Dataset excerpt
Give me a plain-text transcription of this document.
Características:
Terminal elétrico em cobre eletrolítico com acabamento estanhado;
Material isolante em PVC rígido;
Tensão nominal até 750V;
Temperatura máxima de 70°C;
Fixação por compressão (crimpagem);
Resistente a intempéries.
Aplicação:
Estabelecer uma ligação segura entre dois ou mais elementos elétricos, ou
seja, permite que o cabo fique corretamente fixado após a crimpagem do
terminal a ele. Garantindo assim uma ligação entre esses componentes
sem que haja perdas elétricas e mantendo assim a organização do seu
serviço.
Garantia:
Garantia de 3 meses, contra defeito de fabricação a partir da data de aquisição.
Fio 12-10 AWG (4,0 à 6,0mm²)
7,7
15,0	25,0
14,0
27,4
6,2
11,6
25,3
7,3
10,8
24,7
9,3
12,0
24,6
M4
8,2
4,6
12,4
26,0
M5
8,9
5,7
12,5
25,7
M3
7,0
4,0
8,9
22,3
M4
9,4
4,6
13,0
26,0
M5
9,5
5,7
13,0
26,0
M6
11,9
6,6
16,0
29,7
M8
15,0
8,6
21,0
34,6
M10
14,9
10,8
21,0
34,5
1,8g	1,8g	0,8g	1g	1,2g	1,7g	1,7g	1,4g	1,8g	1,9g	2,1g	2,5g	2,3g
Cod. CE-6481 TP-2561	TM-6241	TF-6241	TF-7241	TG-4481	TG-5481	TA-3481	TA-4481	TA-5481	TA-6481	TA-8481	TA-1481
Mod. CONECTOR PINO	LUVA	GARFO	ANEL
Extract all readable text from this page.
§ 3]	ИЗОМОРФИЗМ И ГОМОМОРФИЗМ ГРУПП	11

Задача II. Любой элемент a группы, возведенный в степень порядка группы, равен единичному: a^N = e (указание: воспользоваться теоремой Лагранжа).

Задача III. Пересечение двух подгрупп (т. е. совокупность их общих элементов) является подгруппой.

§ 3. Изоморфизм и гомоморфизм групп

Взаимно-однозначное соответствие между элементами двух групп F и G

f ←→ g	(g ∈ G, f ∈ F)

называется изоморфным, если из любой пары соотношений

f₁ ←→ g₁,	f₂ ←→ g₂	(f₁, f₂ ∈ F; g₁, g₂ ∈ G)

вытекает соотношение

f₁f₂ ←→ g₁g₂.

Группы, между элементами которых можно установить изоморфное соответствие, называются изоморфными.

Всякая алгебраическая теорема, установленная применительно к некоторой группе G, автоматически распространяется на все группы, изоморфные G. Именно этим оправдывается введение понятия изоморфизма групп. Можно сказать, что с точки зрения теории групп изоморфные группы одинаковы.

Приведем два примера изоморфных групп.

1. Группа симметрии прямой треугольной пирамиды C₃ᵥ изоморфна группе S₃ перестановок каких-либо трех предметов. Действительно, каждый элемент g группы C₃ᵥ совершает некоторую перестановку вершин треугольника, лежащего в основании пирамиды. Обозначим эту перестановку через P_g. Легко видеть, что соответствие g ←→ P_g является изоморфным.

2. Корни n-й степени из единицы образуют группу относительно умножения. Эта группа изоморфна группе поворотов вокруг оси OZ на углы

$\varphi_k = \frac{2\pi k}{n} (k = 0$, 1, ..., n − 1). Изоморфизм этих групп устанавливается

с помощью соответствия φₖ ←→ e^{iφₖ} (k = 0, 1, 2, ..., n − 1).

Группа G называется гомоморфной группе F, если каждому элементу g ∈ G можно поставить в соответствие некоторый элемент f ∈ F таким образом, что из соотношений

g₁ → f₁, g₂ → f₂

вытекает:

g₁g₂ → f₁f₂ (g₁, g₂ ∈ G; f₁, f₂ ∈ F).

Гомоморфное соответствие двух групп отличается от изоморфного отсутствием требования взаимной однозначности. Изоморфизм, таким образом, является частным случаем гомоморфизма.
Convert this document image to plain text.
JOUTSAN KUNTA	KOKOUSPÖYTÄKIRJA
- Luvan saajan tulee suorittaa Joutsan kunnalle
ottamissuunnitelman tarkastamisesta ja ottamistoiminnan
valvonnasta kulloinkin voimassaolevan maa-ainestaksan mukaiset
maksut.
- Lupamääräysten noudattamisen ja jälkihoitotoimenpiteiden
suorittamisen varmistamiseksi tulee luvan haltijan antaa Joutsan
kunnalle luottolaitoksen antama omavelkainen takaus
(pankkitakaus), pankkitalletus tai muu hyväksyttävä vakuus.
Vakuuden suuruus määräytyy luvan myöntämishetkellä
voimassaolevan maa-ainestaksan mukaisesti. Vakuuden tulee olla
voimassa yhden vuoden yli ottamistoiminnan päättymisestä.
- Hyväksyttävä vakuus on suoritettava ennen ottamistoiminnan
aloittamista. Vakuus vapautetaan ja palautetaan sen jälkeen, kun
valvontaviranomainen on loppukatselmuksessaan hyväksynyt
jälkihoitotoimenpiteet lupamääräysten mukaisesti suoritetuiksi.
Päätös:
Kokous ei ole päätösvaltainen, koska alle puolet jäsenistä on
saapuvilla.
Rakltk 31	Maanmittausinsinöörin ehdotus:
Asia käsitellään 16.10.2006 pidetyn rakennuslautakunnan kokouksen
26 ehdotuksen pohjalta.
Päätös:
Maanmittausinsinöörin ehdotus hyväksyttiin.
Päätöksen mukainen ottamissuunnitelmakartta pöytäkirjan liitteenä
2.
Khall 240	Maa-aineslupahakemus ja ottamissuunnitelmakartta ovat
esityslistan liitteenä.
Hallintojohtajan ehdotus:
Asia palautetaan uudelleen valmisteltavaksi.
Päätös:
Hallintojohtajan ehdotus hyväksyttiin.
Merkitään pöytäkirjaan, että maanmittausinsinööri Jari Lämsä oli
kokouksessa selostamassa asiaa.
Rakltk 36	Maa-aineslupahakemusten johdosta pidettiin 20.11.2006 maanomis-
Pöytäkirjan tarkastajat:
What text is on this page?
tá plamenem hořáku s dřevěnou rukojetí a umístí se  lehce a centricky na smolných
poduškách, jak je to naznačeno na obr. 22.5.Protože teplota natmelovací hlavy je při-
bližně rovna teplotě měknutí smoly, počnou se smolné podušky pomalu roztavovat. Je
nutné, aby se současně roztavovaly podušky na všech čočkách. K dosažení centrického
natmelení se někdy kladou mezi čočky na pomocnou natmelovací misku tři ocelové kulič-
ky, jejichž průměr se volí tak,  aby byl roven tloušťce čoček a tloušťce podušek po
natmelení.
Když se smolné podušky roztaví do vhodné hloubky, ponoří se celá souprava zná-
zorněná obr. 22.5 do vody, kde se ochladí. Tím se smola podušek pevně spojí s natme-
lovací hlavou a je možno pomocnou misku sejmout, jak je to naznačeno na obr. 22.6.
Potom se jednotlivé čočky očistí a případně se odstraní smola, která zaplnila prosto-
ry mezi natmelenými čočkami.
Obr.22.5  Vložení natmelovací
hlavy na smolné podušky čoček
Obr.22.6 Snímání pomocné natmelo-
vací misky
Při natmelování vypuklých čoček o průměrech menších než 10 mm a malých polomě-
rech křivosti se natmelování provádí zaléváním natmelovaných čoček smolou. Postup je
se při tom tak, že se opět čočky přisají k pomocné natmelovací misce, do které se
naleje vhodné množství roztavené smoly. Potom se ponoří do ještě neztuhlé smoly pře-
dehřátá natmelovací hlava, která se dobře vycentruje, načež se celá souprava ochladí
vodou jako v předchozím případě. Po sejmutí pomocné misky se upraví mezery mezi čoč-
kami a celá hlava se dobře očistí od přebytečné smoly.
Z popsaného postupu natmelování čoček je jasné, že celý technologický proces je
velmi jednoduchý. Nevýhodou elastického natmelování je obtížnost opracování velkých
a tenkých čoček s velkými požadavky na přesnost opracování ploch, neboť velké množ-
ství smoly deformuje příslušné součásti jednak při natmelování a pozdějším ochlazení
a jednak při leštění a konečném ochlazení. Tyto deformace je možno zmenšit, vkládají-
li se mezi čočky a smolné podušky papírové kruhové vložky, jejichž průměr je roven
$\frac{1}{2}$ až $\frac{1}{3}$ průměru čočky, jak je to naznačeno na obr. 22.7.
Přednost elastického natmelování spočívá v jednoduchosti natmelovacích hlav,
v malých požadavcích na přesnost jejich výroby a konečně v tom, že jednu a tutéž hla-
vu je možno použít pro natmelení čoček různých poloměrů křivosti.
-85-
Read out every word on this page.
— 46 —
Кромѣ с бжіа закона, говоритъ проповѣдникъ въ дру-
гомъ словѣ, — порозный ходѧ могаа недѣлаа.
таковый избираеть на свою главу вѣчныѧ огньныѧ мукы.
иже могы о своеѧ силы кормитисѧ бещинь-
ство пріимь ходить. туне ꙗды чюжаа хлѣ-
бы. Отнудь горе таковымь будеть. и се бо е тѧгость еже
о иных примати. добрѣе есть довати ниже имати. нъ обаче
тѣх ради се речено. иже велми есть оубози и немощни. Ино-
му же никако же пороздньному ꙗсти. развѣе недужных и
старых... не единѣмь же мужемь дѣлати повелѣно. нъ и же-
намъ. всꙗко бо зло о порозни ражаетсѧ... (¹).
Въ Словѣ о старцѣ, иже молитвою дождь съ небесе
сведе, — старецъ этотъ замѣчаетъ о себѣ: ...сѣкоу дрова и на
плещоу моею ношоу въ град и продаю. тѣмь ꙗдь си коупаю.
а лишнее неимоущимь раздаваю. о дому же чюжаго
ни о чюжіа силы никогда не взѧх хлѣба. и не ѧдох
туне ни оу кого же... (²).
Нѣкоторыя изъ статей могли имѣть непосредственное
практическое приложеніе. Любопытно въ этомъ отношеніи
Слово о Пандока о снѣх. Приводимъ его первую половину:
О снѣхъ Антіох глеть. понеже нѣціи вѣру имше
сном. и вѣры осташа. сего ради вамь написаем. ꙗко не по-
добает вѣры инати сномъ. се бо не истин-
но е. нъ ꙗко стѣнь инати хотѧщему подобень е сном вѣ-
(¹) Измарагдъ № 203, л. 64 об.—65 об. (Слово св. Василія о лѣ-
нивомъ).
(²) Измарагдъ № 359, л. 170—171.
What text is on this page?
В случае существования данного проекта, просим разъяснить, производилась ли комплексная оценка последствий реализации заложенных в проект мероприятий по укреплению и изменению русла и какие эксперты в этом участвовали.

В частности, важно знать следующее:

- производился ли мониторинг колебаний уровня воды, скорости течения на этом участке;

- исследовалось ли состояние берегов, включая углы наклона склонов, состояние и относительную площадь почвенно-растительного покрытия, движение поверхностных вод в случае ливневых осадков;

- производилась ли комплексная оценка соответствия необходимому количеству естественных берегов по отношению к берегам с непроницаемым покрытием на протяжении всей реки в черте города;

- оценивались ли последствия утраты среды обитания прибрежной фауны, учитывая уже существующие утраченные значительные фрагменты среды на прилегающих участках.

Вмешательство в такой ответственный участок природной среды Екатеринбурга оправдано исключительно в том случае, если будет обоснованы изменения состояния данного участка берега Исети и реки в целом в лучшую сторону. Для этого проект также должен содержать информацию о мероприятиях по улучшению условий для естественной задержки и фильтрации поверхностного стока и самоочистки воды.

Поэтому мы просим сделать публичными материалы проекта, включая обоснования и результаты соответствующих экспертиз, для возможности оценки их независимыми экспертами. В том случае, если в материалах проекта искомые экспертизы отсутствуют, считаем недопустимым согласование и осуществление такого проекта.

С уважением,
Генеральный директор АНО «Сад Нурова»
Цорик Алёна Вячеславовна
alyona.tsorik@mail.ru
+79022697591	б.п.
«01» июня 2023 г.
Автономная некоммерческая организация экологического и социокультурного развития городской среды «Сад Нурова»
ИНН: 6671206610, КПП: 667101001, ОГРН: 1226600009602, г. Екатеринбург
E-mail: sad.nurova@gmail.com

= Aim of the exercise =
Return all lines of the material above in which the word "frac" occurs.

= Reply =
$\varphi_k = \frac{2\pi k}{n} (k = 0$, 1, ..., n − 1). Изоморфизм этих групп устанавливается
$\frac{1}{2}$ až $\frac{1}{3}$ průměru čočky, jak je to naznačeno na obr. 22.7.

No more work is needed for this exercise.